**Information provided:**
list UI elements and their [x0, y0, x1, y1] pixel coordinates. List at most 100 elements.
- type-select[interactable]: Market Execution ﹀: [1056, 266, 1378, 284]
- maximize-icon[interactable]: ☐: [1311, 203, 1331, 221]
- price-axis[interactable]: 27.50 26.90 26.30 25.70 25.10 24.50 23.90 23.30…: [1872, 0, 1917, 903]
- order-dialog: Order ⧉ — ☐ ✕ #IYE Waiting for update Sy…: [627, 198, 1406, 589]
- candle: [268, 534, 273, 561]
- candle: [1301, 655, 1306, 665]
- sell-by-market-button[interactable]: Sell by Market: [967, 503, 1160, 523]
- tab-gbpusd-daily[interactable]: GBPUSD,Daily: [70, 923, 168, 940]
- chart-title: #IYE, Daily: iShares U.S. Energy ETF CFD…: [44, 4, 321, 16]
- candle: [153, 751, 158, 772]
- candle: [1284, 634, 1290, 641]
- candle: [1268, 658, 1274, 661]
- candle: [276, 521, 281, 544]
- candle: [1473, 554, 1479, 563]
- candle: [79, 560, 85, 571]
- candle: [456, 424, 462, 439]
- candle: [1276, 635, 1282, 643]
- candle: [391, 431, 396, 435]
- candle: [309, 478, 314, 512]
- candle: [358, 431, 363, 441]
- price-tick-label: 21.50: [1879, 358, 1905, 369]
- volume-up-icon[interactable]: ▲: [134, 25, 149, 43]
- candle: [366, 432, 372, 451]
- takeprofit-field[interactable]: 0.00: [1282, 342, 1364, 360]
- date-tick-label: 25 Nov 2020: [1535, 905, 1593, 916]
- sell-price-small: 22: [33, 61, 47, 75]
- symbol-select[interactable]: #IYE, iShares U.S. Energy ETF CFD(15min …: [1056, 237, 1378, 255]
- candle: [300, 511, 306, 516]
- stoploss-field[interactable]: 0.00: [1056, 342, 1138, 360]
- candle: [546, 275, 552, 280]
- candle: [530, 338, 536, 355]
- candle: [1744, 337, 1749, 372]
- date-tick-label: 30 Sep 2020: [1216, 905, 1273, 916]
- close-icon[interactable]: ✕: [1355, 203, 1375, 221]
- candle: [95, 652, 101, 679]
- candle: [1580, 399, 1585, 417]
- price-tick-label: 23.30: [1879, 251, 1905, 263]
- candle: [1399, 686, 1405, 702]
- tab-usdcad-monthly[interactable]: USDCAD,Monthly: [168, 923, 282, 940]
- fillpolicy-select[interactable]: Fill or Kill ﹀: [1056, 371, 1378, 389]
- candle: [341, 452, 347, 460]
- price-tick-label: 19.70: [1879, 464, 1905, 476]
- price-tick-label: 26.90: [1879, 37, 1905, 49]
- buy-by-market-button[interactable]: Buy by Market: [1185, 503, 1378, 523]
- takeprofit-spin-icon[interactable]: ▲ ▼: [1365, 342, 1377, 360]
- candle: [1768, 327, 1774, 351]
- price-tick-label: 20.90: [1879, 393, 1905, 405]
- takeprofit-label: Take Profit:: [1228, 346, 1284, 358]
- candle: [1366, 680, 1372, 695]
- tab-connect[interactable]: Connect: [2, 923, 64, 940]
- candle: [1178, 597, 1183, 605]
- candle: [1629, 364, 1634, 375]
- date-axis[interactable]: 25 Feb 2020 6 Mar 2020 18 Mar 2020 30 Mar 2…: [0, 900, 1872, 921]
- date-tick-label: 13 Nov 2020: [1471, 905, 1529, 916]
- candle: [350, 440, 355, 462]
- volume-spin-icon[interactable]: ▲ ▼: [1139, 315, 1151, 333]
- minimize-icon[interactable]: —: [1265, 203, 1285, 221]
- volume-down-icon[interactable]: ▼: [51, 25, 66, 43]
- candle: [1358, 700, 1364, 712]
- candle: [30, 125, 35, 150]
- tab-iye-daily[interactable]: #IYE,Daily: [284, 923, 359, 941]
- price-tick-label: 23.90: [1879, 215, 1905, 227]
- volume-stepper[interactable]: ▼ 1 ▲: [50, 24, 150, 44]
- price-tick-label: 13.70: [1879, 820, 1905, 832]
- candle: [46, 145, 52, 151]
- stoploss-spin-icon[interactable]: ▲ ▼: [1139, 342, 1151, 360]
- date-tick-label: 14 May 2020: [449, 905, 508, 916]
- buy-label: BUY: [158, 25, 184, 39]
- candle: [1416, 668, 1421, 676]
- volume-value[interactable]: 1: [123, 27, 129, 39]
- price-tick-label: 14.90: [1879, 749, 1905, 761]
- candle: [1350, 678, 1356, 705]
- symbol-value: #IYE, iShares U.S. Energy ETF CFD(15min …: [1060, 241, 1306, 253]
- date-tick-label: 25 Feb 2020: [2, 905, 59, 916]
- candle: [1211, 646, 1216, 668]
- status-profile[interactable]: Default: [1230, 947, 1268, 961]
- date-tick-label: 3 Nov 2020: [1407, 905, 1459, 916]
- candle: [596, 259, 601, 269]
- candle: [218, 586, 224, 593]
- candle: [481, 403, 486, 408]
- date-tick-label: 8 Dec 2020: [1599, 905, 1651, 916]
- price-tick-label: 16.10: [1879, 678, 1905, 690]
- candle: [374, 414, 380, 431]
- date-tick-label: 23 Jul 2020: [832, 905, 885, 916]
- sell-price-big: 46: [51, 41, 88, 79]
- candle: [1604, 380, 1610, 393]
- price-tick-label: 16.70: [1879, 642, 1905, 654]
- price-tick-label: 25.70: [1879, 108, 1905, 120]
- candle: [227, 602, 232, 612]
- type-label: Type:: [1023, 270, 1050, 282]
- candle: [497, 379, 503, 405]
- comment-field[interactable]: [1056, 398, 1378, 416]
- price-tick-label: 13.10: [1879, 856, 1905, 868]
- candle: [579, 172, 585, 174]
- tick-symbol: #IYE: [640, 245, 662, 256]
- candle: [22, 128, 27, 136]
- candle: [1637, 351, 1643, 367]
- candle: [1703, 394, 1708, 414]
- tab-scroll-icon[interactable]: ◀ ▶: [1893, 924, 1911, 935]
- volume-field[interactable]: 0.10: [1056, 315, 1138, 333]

**Your goal:** Revise the listing by changing every "price-tick-label" to "price-axis-label", leaving all other text intact.

**Task answer:**
list UI elements and their [x0, y0, x1, y1] pixel coordinates. List at most 100 elements.
- type-select[interactable]: Market Execution ﹀: [1056, 266, 1378, 284]
- maximize-icon[interactable]: ☐: [1311, 203, 1331, 221]
- price-axis[interactable]: 27.50 26.90 26.30 25.70 25.10 24.50 23.90 23.30…: [1872, 0, 1917, 903]
- order-dialog: Order ⧉ — ☐ ✕ #IYE Waiting for update Sy…: [627, 198, 1406, 589]
- candle: [268, 534, 273, 561]
- candle: [1301, 655, 1306, 665]
- sell-by-market-button[interactable]: Sell by Market: [967, 503, 1160, 523]
- tab-gbpusd-daily[interactable]: GBPUSD,Daily: [70, 923, 168, 940]
- chart-title: #IYE, Daily: iShares U.S. Energy ETF CFD…: [44, 4, 321, 16]
- candle: [153, 751, 158, 772]
- candle: [1284, 634, 1290, 641]
- candle: [1268, 658, 1274, 661]
- candle: [276, 521, 281, 544]
- candle: [1473, 554, 1479, 563]
- candle: [79, 560, 85, 571]
- candle: [456, 424, 462, 439]
- candle: [1276, 635, 1282, 643]
- candle: [391, 431, 396, 435]
- candle: [309, 478, 314, 512]
- candle: [358, 431, 363, 441]
- price-axis-label: 21.50: [1879, 358, 1905, 369]
- volume-up-icon[interactable]: ▲: [134, 25, 149, 43]
- candle: [366, 432, 372, 451]
- takeprofit-field[interactable]: 0.00: [1282, 342, 1364, 360]
- date-tick-label: 25 Nov 2020: [1535, 905, 1593, 916]
- sell-price-small: 22: [33, 61, 47, 75]
- symbol-select[interactable]: #IYE, iShares U.S. Energy ETF CFD(15min …: [1056, 237, 1378, 255]
- candle: [300, 511, 306, 516]
- stoploss-field[interactable]: 0.00: [1056, 342, 1138, 360]
- candle: [546, 275, 552, 280]
- candle: [530, 338, 536, 355]
- candle: [1744, 337, 1749, 372]
- date-tick-label: 30 Sep 2020: [1216, 905, 1273, 916]
- close-icon[interactable]: ✕: [1355, 203, 1375, 221]
- candle: [95, 652, 101, 679]
- candle: [1580, 399, 1585, 417]
- price-axis-label: 23.30: [1879, 251, 1905, 263]
- candle: [1399, 686, 1405, 702]
- tab-usdcad-monthly[interactable]: USDCAD,Monthly: [168, 923, 282, 940]
- fillpolicy-select[interactable]: Fill or Kill ﹀: [1056, 371, 1378, 389]
- candle: [341, 452, 347, 460]
- price-axis-label: 19.70: [1879, 464, 1905, 476]
- price-axis-label: 26.90: [1879, 37, 1905, 49]
- buy-by-market-button[interactable]: Buy by Market: [1185, 503, 1378, 523]
- takeprofit-spin-icon[interactable]: ▲ ▼: [1365, 342, 1377, 360]
- candle: [1768, 327, 1774, 351]
- price-axis-label: 20.90: [1879, 393, 1905, 405]
- takeprofit-label: Take Profit:: [1228, 346, 1284, 358]
- candle: [1366, 680, 1372, 695]
- tab-connect[interactable]: Connect: [2, 923, 64, 940]
- candle: [1178, 597, 1183, 605]
- candle: [1629, 364, 1634, 375]
- date-axis[interactable]: 25 Feb 2020 6 Mar 2020 18 Mar 2020 30 Mar 2…: [0, 900, 1872, 921]
- date-tick-label: 13 Nov 2020: [1471, 905, 1529, 916]
- candle: [350, 440, 355, 462]
- volume-spin-icon[interactable]: ▲ ▼: [1139, 315, 1151, 333]
- minimize-icon[interactable]: —: [1265, 203, 1285, 221]
- volume-down-icon[interactable]: ▼: [51, 25, 66, 43]
- candle: [1358, 700, 1364, 712]
- candle: [30, 125, 35, 150]
- tab-iye-daily[interactable]: #IYE,Daily: [284, 923, 359, 941]
- price-axis-label: 23.90: [1879, 215, 1905, 227]
- volume-stepper[interactable]: ▼ 1 ▲: [50, 24, 150, 44]
- price-axis-label: 13.70: [1879, 820, 1905, 832]
- candle: [46, 145, 52, 151]
- stoploss-spin-icon[interactable]: ▲ ▼: [1139, 342, 1151, 360]
- date-tick-label: 14 May 2020: [449, 905, 508, 916]
- buy-label: BUY: [158, 25, 184, 39]
- candle: [1416, 668, 1421, 676]
- volume-value[interactable]: 1: [123, 27, 129, 39]
- price-axis-label: 14.90: [1879, 749, 1905, 761]
- candle: [1350, 678, 1356, 705]
- symbol-value: #IYE, iShares U.S. Energy ETF CFD(15min …: [1060, 241, 1306, 253]
- date-tick-label: 25 Feb 2020: [2, 905, 59, 916]
- candle: [1211, 646, 1216, 668]
- status-profile[interactable]: Default: [1230, 947, 1268, 961]
- date-tick-label: 3 Nov 2020: [1407, 905, 1459, 916]
- candle: [596, 259, 601, 269]
- candle: [218, 586, 224, 593]
- candle: [481, 403, 486, 408]
- date-tick-label: 8 Dec 2020: [1599, 905, 1651, 916]
- price-axis-label: 16.10: [1879, 678, 1905, 690]
- candle: [374, 414, 380, 431]
- date-tick-label: 23 Jul 2020: [832, 905, 885, 916]
- sell-price-big: 46: [51, 41, 88, 79]
- candle: [1604, 380, 1610, 393]
- price-axis-label: 16.70: [1879, 642, 1905, 654]
- price-axis-label: 25.70: [1879, 108, 1905, 120]
- candle: [227, 602, 232, 612]
- type-label: Type:: [1023, 270, 1050, 282]
- candle: [497, 379, 503, 405]
- comment-field[interactable]: [1056, 398, 1378, 416]
- price-axis-label: 13.10: [1879, 856, 1905, 868]
- candle: [579, 172, 585, 174]
- tick-symbol: #IYE: [640, 245, 662, 256]
- candle: [22, 128, 27, 136]
- candle: [1637, 351, 1643, 367]
- candle: [1703, 394, 1708, 414]
- tab-scroll-icon[interactable]: ◀ ▶: [1893, 924, 1911, 935]
- volume-field[interactable]: 0.10: [1056, 315, 1138, 333]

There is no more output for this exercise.